§ **Aim**:
Only the lines holding the string "disqualify" are needed. Copy each one.

___ Material supplied ___

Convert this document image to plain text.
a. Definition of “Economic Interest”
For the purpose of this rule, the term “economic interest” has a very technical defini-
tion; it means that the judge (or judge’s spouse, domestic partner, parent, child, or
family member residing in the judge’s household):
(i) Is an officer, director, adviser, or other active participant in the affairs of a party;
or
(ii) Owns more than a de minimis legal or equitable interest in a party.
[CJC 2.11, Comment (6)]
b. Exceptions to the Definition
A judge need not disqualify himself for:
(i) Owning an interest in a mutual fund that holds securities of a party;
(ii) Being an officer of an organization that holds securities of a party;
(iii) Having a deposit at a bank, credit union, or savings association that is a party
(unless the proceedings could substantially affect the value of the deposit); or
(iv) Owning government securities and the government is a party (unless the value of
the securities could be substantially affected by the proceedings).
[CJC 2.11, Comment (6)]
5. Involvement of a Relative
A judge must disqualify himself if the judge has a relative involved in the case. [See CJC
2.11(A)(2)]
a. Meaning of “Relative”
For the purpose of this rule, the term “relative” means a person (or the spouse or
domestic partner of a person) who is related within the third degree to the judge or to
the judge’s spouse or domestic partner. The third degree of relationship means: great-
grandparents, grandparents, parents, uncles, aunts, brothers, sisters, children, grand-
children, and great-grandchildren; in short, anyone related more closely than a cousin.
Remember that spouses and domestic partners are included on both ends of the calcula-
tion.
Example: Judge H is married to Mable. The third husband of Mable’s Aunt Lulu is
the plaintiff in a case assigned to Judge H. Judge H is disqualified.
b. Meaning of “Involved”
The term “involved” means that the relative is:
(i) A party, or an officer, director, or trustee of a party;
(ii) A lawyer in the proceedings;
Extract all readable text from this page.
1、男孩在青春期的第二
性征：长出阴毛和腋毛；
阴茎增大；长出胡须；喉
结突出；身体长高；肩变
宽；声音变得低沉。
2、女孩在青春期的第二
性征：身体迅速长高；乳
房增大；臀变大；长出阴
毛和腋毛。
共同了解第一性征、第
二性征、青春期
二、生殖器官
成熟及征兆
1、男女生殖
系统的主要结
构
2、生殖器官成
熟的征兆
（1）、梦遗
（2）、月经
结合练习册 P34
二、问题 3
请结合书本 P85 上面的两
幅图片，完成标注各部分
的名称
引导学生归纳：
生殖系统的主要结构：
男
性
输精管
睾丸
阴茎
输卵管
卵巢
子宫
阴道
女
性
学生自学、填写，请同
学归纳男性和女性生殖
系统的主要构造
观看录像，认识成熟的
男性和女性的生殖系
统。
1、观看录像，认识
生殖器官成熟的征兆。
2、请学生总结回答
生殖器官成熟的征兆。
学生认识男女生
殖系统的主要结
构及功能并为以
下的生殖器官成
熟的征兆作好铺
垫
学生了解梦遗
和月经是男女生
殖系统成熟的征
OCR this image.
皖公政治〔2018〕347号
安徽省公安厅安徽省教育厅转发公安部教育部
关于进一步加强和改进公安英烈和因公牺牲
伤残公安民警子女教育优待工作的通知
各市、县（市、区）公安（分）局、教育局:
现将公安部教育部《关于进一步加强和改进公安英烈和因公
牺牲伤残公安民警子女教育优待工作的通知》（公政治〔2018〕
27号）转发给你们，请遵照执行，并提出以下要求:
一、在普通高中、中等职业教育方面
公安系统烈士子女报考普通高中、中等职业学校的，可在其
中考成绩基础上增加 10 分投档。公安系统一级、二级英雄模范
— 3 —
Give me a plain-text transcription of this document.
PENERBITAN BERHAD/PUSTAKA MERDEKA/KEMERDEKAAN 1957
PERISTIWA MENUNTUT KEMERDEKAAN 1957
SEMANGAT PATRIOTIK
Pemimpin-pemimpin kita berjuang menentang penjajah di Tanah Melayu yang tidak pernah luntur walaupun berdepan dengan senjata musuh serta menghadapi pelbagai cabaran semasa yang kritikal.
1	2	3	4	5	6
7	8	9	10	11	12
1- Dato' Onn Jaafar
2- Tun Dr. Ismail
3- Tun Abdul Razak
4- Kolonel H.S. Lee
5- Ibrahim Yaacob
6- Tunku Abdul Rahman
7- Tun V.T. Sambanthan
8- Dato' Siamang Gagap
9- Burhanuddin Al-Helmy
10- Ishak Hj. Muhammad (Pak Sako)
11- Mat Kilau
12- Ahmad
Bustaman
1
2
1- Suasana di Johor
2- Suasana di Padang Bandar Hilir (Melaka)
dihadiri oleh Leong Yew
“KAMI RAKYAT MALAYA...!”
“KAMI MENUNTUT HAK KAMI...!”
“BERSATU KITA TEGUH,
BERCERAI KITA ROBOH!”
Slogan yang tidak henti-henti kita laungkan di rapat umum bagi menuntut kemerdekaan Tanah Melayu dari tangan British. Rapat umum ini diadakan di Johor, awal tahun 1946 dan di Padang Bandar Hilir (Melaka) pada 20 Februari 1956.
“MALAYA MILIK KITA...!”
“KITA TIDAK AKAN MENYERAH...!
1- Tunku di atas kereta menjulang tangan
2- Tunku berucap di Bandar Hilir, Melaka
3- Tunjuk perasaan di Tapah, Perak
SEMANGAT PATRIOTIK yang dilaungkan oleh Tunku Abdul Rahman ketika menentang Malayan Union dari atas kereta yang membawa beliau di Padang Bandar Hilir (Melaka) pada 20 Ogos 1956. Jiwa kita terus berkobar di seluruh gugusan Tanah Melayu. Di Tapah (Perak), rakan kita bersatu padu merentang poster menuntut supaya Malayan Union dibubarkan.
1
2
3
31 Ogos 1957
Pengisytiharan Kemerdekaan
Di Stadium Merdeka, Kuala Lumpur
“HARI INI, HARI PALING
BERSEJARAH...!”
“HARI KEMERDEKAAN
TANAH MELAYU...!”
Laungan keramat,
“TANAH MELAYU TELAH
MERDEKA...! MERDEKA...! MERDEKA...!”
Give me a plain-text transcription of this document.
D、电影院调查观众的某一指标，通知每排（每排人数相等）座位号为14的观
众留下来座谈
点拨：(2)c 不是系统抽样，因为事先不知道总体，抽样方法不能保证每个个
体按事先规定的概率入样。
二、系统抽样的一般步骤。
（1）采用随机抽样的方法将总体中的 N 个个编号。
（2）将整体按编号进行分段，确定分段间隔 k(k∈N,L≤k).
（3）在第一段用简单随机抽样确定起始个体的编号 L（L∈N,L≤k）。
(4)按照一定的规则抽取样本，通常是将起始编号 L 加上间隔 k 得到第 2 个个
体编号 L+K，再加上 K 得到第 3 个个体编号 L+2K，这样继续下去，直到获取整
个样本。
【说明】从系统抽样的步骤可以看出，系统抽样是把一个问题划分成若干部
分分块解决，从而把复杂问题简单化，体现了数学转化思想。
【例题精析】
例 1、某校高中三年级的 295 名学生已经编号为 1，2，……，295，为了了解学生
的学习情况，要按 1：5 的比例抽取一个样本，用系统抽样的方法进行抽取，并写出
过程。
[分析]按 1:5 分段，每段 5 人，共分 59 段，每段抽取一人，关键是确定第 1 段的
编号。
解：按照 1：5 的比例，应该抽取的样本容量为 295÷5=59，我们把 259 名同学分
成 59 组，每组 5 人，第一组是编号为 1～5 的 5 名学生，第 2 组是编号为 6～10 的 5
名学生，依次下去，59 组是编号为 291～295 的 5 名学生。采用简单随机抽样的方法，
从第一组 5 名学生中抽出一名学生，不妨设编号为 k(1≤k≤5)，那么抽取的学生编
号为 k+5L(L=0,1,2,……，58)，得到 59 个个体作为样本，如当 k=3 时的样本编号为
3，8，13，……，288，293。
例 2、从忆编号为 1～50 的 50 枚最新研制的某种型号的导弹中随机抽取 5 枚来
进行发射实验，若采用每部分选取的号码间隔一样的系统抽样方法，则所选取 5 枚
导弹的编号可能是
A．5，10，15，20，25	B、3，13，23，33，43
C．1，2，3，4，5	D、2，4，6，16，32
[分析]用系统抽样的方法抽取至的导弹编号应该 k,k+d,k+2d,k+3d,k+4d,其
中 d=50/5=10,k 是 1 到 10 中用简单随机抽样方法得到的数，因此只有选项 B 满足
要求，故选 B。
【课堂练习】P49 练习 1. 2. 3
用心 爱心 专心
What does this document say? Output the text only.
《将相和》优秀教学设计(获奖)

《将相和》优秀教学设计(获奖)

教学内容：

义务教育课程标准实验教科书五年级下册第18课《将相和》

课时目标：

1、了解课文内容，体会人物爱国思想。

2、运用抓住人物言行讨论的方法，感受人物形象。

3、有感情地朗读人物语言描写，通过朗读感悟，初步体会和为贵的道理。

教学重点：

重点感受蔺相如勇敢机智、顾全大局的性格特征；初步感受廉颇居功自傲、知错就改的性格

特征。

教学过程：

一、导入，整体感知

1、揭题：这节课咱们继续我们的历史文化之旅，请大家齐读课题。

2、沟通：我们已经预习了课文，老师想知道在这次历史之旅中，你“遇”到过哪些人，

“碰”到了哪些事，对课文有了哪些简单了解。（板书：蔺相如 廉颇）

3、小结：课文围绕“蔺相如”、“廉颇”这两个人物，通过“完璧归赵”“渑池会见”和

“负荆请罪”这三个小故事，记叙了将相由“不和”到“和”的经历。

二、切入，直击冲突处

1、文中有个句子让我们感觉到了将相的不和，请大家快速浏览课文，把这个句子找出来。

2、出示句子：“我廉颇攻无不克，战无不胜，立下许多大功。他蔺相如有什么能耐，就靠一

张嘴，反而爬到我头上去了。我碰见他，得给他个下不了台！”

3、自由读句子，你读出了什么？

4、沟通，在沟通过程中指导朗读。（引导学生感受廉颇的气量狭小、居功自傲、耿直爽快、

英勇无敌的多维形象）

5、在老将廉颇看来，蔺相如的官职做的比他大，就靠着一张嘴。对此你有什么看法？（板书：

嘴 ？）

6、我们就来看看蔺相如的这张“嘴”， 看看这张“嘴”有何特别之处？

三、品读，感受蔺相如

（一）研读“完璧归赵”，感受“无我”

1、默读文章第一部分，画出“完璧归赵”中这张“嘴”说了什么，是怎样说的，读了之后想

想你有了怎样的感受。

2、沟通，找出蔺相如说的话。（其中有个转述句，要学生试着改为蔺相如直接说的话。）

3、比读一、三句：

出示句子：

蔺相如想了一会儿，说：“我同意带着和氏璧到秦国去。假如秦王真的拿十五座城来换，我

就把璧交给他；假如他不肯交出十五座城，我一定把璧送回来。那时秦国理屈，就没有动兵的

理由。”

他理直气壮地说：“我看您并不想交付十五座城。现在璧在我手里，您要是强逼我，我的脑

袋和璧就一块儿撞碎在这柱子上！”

___

§ **Output below**:
A judge need not disqualify himself for:
A judge must disqualify himself if the judge has a relative involved in the case. [See CJC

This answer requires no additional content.